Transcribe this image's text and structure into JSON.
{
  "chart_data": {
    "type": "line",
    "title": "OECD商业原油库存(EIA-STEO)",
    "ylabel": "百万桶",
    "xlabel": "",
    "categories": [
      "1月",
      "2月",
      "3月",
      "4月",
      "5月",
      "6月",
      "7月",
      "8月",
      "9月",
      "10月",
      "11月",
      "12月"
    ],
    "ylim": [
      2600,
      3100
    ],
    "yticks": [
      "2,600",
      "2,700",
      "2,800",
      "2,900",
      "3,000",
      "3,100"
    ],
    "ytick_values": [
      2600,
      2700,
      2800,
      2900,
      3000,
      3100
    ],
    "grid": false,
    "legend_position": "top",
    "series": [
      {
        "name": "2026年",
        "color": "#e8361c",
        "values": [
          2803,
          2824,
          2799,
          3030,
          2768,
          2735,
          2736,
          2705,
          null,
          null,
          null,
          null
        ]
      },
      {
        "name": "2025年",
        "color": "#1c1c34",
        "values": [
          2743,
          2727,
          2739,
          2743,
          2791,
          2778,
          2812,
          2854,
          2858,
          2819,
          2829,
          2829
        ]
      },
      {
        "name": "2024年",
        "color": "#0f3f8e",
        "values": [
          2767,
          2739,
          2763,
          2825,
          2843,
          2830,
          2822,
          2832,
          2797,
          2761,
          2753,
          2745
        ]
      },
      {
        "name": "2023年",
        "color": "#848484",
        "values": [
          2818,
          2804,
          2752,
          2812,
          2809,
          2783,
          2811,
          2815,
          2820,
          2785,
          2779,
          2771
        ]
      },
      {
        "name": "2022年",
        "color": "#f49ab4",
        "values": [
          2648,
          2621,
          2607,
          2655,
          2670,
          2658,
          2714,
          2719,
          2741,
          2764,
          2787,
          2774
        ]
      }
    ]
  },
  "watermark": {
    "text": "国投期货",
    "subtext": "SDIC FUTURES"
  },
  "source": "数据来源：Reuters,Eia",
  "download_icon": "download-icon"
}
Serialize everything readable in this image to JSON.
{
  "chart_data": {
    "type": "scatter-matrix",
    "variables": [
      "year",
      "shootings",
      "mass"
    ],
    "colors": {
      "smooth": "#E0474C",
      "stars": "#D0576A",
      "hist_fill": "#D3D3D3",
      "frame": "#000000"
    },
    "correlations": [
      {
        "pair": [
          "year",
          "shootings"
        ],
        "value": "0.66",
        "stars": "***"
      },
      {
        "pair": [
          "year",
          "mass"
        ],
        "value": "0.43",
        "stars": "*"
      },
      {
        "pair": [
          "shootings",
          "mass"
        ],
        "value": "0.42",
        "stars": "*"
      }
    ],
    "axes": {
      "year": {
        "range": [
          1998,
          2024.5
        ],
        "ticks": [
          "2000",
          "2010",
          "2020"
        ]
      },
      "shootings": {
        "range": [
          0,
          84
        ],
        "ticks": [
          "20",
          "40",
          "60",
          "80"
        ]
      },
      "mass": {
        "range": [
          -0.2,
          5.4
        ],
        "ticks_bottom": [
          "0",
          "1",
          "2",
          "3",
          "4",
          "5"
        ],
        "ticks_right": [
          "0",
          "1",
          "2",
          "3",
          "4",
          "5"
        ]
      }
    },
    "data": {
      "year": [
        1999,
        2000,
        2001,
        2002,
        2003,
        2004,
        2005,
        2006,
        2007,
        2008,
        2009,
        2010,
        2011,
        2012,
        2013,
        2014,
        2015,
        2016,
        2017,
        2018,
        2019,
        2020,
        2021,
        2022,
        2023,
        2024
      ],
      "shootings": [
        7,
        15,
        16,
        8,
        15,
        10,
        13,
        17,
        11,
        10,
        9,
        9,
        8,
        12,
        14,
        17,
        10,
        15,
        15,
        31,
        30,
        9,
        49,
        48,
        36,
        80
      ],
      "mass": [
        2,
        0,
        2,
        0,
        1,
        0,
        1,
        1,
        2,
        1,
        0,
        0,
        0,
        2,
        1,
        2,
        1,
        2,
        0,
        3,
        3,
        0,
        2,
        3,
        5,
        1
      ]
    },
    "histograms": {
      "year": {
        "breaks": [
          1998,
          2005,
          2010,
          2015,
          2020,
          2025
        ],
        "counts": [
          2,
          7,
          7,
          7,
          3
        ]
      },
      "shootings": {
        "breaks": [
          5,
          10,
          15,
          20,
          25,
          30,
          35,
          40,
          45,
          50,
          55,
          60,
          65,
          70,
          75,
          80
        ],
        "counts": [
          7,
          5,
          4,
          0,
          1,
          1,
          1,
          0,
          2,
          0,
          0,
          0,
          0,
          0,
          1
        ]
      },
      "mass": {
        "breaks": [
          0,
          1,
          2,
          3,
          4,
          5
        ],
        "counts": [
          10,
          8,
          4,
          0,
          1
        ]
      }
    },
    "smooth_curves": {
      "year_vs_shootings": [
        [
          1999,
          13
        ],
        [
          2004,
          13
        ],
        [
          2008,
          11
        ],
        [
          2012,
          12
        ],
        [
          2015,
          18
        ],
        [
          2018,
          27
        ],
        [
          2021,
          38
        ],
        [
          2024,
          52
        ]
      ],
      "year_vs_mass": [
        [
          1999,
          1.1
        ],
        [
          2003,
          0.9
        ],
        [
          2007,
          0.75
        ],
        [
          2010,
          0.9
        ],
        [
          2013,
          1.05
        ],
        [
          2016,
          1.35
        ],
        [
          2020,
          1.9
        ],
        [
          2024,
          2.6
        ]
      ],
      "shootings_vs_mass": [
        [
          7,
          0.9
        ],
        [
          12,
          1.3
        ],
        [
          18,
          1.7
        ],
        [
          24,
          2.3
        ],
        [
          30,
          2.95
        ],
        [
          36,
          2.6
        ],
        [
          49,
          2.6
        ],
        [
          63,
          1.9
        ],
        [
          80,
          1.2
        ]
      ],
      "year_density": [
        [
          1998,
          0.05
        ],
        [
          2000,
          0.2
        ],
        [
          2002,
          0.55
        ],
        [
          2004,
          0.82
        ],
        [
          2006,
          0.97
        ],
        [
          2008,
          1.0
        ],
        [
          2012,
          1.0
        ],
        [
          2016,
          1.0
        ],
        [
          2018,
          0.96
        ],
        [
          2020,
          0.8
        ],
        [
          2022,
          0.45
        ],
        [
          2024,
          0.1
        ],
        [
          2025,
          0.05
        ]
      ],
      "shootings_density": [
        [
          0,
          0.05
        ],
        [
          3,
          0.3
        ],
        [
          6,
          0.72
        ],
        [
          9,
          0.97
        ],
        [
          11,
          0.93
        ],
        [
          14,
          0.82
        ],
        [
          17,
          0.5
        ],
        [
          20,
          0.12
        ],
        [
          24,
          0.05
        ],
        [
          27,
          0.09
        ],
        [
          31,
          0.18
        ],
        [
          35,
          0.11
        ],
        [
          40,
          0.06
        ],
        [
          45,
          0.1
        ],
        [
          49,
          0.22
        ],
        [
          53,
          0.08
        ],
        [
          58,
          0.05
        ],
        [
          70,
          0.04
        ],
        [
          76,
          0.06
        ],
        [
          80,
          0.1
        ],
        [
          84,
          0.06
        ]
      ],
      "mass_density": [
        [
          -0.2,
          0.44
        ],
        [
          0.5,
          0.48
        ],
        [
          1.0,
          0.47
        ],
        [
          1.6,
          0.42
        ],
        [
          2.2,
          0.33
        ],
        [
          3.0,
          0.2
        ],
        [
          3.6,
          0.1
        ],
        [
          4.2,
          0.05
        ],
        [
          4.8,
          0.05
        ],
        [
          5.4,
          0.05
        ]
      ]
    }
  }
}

....................

WHAT TO DO:
Track down every line holding the string "name" and copy it.

THE RESPONSE:
        "name": "2026年",
        "name": "2025年",
        "name": "2024年",
        "name": "2023年",
        "name": "2022年",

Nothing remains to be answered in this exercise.